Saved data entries
· · · · ·

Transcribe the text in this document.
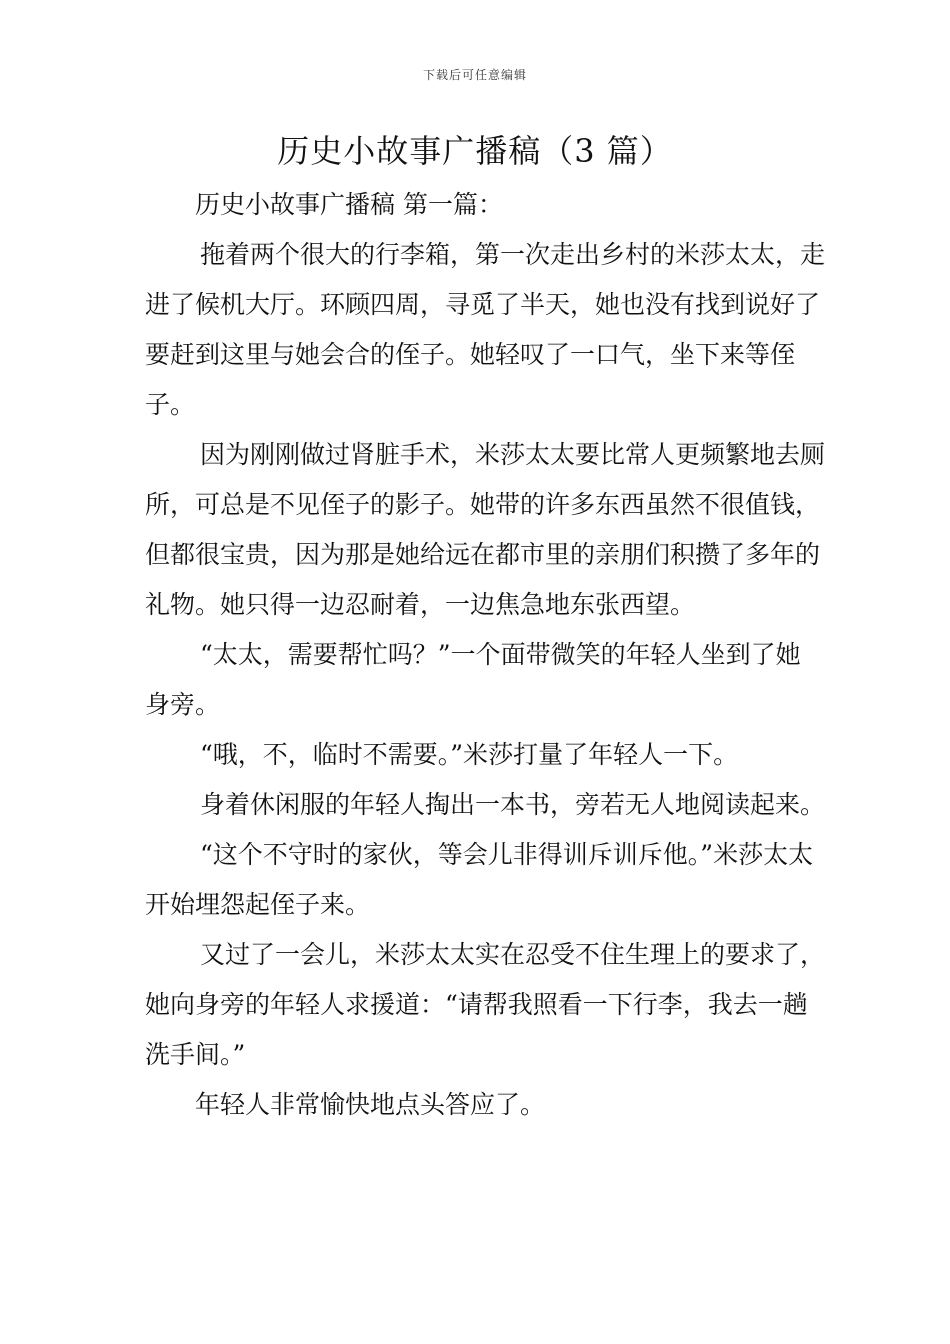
下载后可任意编辑
历史小故事广播稿（3 篇）

历史小故事广播稿 第一篇：

拖着两个很大的行李箱，第一次走出乡村的米莎太太，走进了候机大厅。环顾四周，寻觅了半天，她也没有找到说好了要赶到这里与她会合的侄子。她轻叹了一口气，坐下来等侄子。

因为刚刚做过肾脏手术，米莎太太要比常人更频繁地去厕所，可总是不见侄子的影子。她带的许多东西虽然不很值钱，但都很宝贵，因为那是她给远在都市里的亲朋们积攒了多年的礼物。她只得一边忍耐着，一边焦急地东张西望。

“太太，需要帮忙吗？”一个面带微笑的年轻人坐到了她身旁。

“哦，不，临时不需要。”米莎打量了年轻人一下。

身着休闲服的年轻人掏出一本书，旁若无人地阅读起来。

“这个不守时的家伙，等会儿非得训斥训斥他。”米莎太太开始埋怨起侄子来。

又过了一会儿，米莎太太实在忍受不住生理上的要求了，她向身旁的年轻人求援道：“请帮我照看一下行李，我去一趟洗手间。”

年轻人非常愉快地点头答应了。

· · · · ·

• _Goal_: Pictures are to be left out; repeat all the remaining data exactly.

• _The reply_:
Transcribe the text in this document.
下载后可任意编辑
历史小故事广播稿（3 篇）

历史小故事广播稿 第一篇：

拖着两个很大的行李箱，第一次走出乡村的米莎太太，走进了候机大厅。环顾四周，寻觅了半天，她也没有找到说好了要赶到这里与她会合的侄子。她轻叹了一口气，坐下来等侄子。

因为刚刚做过肾脏手术，米莎太太要比常人更频繁地去厕所，可总是不见侄子的影子。她带的许多东西虽然不很值钱，但都很宝贵，因为那是她给远在都市里的亲朋们积攒了多年的礼物。她只得一边忍耐着，一边焦急地东张西望。

“太太，需要帮忙吗？”一个面带微笑的年轻人坐到了她身旁。

“哦，不，临时不需要。”米莎打量了年轻人一下。

身着休闲服的年轻人掏出一本书，旁若无人地阅读起来。

“这个不守时的家伙，等会儿非得训斥训斥他。”米莎太太开始埋怨起侄子来。

又过了一会儿，米莎太太实在忍受不住生理上的要求了，她向身旁的年轻人求援道：“请帮我照看一下行李，我去一趟洗手间。”

年轻人非常愉快地点头答应了。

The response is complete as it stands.